BRIEF:
Go through the entries below and print each one exactly, leaving out pictures.

Records excerpted from a collection
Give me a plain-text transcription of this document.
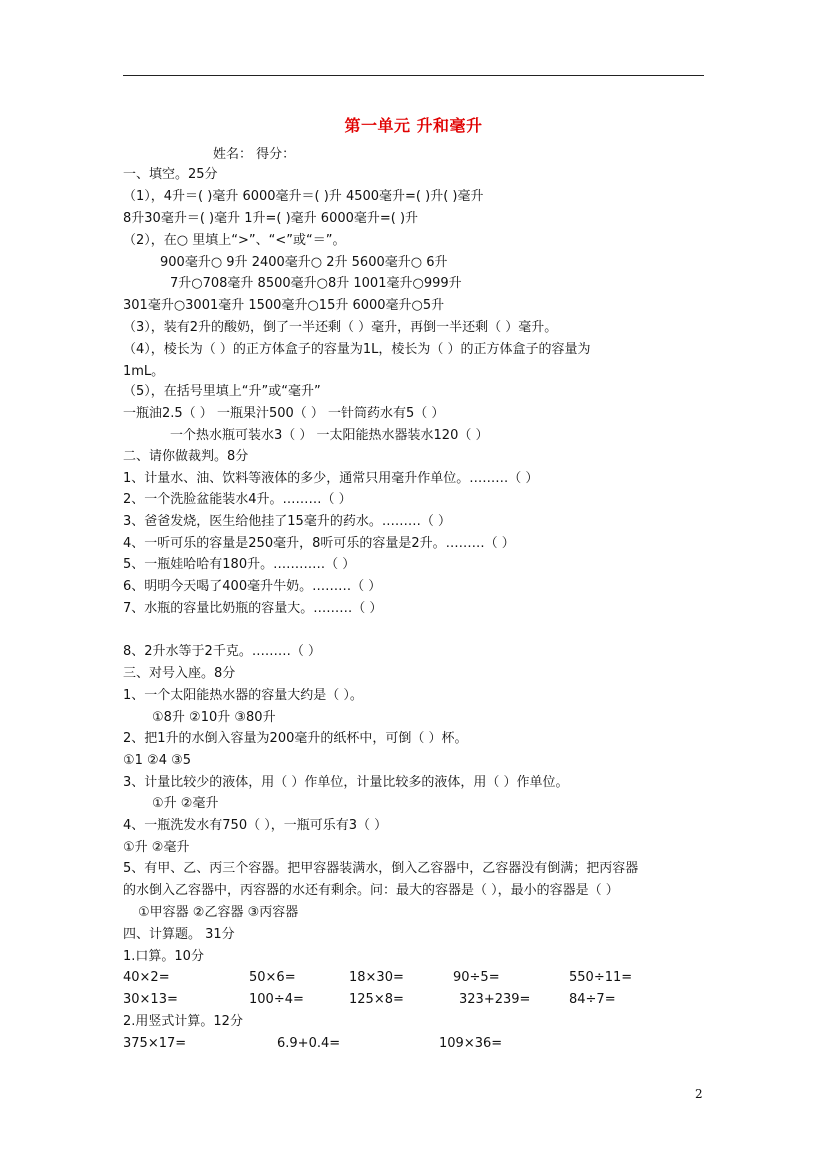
第一单元 升和毫升
姓名： 得分：
一、填空。25分
（1），4升＝( )毫升 6000毫升＝( )升 4500毫升=( )升( )毫升
8升30毫升＝( )毫升 1升=( )毫升 6000毫升=( )升
（2），在○ 里填上“>”、“<”或“＝”。
900毫升○ 9升 2400毫升○ 2升 5600毫升○ 6升
7升○708毫升 8500毫升○8升 1001毫升○999升
301毫升○3001毫升 1500毫升○15升 6000毫升○5升
（3），装有2升的酸奶，倒了一半还剩（ ）毫升，再倒一半还剩（ ）毫升。
（4），棱长为（ ）的正方体盒子的容量为1L，棱长为（ ）的正方体盒子的容量为
1mL。
（5），在括号里填上“升”或“毫升”
一瓶油2.5（ ） 一瓶果汁500（ ） 一针筒药水有5（ ）
一个热水瓶可装水3（ ） 一太阳能热水器装水120（ ）
二、请你做裁判。8分
1、计量水、油、饮料等液体的多少，通常只用毫升作单位。………（ ）
2、一个洗脸盆能装水4升。………（ ）
3、爸爸发烧，医生给他挂了15毫升的药水。………（ ）
4、一听可乐的容量是250毫升，8听可乐的容量是2升。………（ ）
5、一瓶娃哈哈有180升。…………（ ）
6、明明今天喝了400毫升牛奶。………（ ）
7、水瓶的容量比奶瓶的容量大。………（ ）
8、2升水等于2千克。………（ ）
三、对号入座。8分
1、一个太阳能热水器的容量大约是（ ）。
①8升 ②10升 ③80升
2、把1升的水倒入容量为200毫升的纸杯中，可倒（ ）杯。
①1 ②4 ③5
3、计量比较少的液体，用（ ）作单位，计量比较多的液体，用（ ）作单位。
①升 ②毫升
4、一瓶洗发水有750（ ），一瓶可乐有3（ ）
①升 ②毫升
5、有甲、乙、丙三个容器。把甲容器装满水，倒入乙容器中，乙容器没有倒满；把丙容器
的水倒入乙容器中，丙容器的水还有剩余。问：最大的容器是（ ），最小的容器是（ ）
①甲容器 ②乙容器 ③丙容器
四、计算题。 31分
1.口算。10分
40×2=	50×6=	18×30=	90÷5=	550÷11=
30×13=	100÷4=	125×8=	323+239=	84÷7=
2.用竖式计算。12分
375×17=	6.9+0.4=	109×36=
2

REPLY:
Give me a plain-text transcription of this document.
第一单元 升和毫升
姓名： 得分：
一、填空。25分
（1），4升＝( )毫升 6000毫升＝( )升 4500毫升=( )升( )毫升
8升30毫升＝( )毫升 1升=( )毫升 6000毫升=( )升
（2），在○ 里填上“>”、“<”或“＝”。
900毫升○ 9升 2400毫升○ 2升 5600毫升○ 6升
7升○708毫升 8500毫升○8升 1001毫升○999升
301毫升○3001毫升 1500毫升○15升 6000毫升○5升
（3），装有2升的酸奶，倒了一半还剩（ ）毫升，再倒一半还剩（ ）毫升。
（4），棱长为（ ）的正方体盒子的容量为1L，棱长为（ ）的正方体盒子的容量为
1mL。
（5），在括号里填上“升”或“毫升”
一瓶油2.5（ ） 一瓶果汁500（ ） 一针筒药水有5（ ）
一个热水瓶可装水3（ ） 一太阳能热水器装水120（ ）
二、请你做裁判。8分
1、计量水、油、饮料等液体的多少，通常只用毫升作单位。………（ ）
2、一个洗脸盆能装水4升。………（ ）
3、爸爸发烧，医生给他挂了15毫升的药水。………（ ）
4、一听可乐的容量是250毫升，8听可乐的容量是2升。………（ ）
5、一瓶娃哈哈有180升。…………（ ）
6、明明今天喝了400毫升牛奶。………（ ）
7、水瓶的容量比奶瓶的容量大。………（ ）
8、2升水等于2千克。………（ ）
三、对号入座。8分
1、一个太阳能热水器的容量大约是（ ）。
①8升 ②10升 ③80升
2、把1升的水倒入容量为200毫升的纸杯中，可倒（ ）杯。
①1 ②4 ③5
3、计量比较少的液体，用（ ）作单位，计量比较多的液体，用（ ）作单位。
①升 ②毫升
4、一瓶洗发水有750（ ），一瓶可乐有3（ ）
①升 ②毫升
5、有甲、乙、丙三个容器。把甲容器装满水，倒入乙容器中，乙容器没有倒满；把丙容器
的水倒入乙容器中，丙容器的水还有剩余。问：最大的容器是（ ），最小的容器是（ ）
①甲容器 ②乙容器 ③丙容器
四、计算题。 31分
1.口算。10分
40×2=	50×6=	18×30=	90÷5=	550÷11=
30×13=	100÷4=	125×8=	323+239=	84÷7=
2.用竖式计算。12分
375×17=	6.9+0.4=	109×36=
2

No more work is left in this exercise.